» Directions for this task:
Set the listing down again in full, word for word, with the pictures left out.

[Items from a dataset]
☆ ☆ ☆

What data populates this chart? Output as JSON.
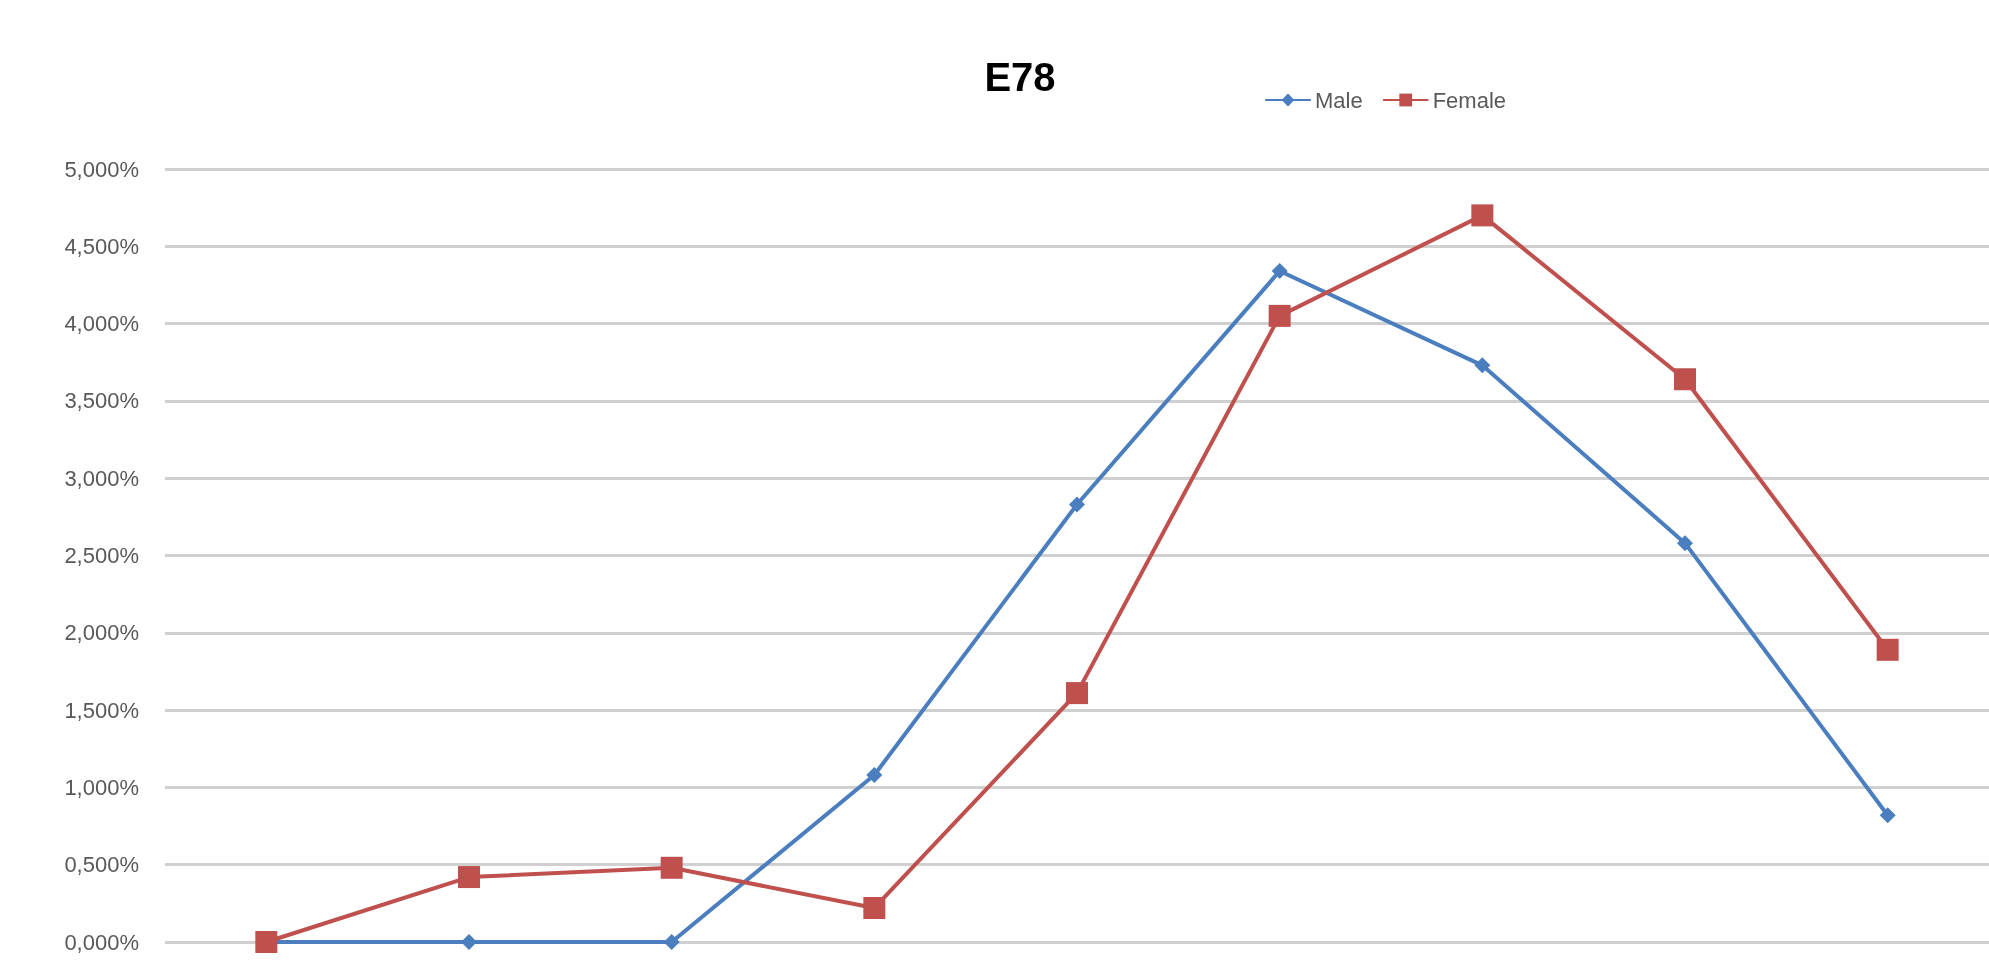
{
  "chart_data": {
    "type": "line",
    "title": "E78",
    "categories": [
      null,
      null,
      null,
      null,
      null,
      null,
      null,
      null,
      null
    ],
    "series": [
      {
        "name": "Male",
        "color": "#4a7ebf",
        "marker": "diamond",
        "values": [
          0,
          0,
          0,
          1.08,
          2.83,
          4.34,
          3.73,
          2.58,
          0.82
        ]
      },
      {
        "name": "Female",
        "color": "#c0504d",
        "marker": "square",
        "values": [
          0,
          0.42,
          0.48,
          0.22,
          1.61,
          4.05,
          4.7,
          3.64,
          1.89
        ]
      }
    ],
    "ylim": [
      0,
      5
    ],
    "yticks": [
      {
        "value": 0,
        "label": "0,000%"
      },
      {
        "value": 0.5,
        "label": "0,500%"
      },
      {
        "value": 1,
        "label": "1,000%"
      },
      {
        "value": 1.5,
        "label": "1,500%"
      },
      {
        "value": 2,
        "label": "2,000%"
      },
      {
        "value": 2.5,
        "label": "2,500%"
      },
      {
        "value": 3,
        "label": "3,000%"
      },
      {
        "value": 3.5,
        "label": "3,500%"
      },
      {
        "value": 4,
        "label": "4,000%"
      },
      {
        "value": 4.5,
        "label": "4,500%"
      },
      {
        "value": 5,
        "label": "5,000%"
      }
    ],
    "grid": "y",
    "legend": "top right",
    "line_style": "solid"
  }
}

☆ ☆ ☆

» Result of the exercise:
What data populates this chart? Output as JSON.
{
  "chart_data": {
    "type": "line",
    "title": "E78",
    "categories": [
      null,
      null,
      null,
      null,
      null,
      null,
      null,
      null,
      null
    ],
    "series": [
      {
        "name": "Male",
        "color": "#4a7ebf",
        "marker": "diamond",
        "values": [
          0,
          0,
          0,
          1.08,
          2.83,
          4.34,
          3.73,
          2.58,
          0.82
        ]
      },
      {
        "name": "Female",
        "color": "#c0504d",
        "marker": "square",
        "values": [
          0,
          0.42,
          0.48,
          0.22,
          1.61,
          4.05,
          4.7,
          3.64,
          1.89
        ]
      }
    ],
    "ylim": [
      0,
      5
    ],
    "yticks": [
      {
        "value": 0,
        "label": "0,000%"
      },
      {
        "value": 0.5,
        "label": "0,500%"
      },
      {
        "value": 1,
        "label": "1,000%"
      },
      {
        "value": 1.5,
        "label": "1,500%"
      },
      {
        "value": 2,
        "label": "2,000%"
      },
      {
        "value": 2.5,
        "label": "2,500%"
      },
      {
        "value": 3,
        "label": "3,000%"
      },
      {
        "value": 3.5,
        "label": "3,500%"
      },
      {
        "value": 4,
        "label": "4,000%"
      },
      {
        "value": 4.5,
        "label": "4,500%"
      },
      {
        "value": 5,
        "label": "5,000%"
      }
    ],
    "grid": "y",
    "legend": "top right",
    "line_style": "solid"
  }
}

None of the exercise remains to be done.